* _WHAT IS BEING ASKED_
Say how many lines contain the word "relative". Only the number should be given.

* _INFORMATION GIVEN_
-- start --

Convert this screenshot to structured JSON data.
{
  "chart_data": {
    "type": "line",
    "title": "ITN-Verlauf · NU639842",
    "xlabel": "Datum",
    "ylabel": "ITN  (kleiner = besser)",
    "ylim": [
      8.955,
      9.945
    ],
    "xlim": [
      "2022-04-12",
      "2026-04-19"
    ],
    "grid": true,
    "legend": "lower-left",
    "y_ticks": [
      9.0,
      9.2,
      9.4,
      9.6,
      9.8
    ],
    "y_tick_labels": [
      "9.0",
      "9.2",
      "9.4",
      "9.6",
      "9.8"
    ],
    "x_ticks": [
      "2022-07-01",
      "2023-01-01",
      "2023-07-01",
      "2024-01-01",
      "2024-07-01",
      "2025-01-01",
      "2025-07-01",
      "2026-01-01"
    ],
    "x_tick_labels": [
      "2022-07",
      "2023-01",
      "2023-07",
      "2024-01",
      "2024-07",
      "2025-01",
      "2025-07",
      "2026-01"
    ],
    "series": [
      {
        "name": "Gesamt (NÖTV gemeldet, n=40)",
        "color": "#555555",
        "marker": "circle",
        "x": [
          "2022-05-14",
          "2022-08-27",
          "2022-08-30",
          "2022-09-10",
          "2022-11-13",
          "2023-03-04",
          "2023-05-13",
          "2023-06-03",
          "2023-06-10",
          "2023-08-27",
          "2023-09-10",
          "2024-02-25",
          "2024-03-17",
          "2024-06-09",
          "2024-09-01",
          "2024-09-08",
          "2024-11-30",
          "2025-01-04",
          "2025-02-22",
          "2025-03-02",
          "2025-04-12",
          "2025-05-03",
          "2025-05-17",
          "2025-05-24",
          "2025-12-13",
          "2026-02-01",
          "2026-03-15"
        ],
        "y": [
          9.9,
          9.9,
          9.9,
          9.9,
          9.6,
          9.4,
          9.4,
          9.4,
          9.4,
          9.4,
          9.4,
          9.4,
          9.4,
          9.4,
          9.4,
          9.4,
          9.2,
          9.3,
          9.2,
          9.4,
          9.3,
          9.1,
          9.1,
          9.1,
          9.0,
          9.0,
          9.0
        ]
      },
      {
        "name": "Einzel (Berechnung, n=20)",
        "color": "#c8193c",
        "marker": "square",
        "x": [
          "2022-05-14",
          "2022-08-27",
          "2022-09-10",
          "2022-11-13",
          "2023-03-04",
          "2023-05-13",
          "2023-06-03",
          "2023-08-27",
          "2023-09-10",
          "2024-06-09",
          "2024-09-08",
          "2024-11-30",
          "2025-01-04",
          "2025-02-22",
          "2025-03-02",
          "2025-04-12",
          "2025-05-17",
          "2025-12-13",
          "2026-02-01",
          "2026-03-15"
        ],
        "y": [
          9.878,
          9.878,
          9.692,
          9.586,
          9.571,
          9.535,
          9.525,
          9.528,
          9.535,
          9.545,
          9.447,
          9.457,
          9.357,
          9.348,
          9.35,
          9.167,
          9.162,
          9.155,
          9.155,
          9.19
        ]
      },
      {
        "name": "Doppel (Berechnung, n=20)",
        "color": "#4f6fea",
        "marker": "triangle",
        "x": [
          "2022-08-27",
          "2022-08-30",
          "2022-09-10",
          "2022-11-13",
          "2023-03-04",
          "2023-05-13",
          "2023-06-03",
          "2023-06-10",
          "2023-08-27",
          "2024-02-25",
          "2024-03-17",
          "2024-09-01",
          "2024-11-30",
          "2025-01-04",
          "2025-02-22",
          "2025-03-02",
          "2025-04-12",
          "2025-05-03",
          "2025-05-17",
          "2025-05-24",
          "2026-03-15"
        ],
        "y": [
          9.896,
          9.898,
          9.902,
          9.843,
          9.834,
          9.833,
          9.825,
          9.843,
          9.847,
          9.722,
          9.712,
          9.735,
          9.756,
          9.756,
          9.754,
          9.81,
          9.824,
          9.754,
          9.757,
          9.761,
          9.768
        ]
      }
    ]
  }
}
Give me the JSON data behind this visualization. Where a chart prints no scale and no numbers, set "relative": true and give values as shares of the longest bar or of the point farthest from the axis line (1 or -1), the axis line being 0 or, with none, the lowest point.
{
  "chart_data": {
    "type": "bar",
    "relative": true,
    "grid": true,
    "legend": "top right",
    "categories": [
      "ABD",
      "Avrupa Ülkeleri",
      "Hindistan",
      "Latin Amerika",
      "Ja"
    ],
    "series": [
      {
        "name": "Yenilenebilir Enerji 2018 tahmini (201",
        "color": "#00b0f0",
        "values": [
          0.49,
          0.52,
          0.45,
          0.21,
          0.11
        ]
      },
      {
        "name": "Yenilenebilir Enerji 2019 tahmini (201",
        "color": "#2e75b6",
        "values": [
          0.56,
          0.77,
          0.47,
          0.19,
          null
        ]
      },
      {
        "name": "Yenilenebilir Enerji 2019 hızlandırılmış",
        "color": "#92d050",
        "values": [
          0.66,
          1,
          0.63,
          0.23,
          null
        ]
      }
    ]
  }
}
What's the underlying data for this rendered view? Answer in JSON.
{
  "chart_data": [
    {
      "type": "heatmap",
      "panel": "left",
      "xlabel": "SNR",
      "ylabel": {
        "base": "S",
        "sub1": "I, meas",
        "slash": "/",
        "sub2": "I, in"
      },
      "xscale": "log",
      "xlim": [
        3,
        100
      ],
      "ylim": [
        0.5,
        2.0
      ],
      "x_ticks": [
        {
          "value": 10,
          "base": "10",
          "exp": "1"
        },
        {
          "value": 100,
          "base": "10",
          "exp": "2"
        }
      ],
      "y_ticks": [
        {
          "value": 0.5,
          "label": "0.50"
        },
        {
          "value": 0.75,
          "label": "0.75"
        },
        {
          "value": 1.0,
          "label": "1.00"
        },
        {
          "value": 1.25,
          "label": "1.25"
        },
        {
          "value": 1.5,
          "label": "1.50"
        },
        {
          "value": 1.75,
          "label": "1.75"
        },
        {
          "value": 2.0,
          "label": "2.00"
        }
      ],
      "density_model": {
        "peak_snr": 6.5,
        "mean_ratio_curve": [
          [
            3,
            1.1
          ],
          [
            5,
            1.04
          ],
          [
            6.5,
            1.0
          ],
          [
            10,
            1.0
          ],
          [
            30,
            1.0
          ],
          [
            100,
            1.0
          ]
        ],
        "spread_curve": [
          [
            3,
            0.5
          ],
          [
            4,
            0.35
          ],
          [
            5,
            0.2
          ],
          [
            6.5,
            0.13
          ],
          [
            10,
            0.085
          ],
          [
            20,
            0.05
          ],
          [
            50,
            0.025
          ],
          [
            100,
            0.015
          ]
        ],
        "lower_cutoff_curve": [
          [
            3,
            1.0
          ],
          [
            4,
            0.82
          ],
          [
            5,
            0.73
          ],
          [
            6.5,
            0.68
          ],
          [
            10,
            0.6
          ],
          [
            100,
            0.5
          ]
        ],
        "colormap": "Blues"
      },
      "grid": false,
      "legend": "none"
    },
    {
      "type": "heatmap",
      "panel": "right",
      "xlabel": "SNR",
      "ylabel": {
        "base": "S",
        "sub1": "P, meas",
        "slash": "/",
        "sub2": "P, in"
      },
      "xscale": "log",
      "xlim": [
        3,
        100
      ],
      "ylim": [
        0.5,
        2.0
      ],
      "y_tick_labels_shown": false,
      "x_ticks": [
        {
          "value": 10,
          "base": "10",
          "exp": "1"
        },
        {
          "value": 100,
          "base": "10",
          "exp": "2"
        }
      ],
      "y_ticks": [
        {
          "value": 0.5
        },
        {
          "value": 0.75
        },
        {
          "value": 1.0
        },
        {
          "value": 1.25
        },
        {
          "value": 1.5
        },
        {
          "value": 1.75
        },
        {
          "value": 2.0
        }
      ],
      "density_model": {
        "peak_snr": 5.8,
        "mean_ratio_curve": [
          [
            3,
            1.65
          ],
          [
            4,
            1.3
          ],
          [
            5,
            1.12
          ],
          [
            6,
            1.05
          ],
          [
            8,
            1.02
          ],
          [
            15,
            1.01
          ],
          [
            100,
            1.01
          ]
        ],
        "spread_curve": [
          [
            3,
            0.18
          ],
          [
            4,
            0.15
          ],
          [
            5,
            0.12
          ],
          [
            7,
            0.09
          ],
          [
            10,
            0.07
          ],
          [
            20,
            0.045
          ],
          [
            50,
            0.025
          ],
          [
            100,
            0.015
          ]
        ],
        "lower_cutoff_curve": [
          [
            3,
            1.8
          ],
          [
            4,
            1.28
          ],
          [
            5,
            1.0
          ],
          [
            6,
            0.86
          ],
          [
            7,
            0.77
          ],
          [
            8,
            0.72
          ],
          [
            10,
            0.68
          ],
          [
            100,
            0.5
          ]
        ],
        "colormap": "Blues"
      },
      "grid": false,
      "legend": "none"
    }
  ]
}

-- end --

* _RESULT OF THE TASK_
2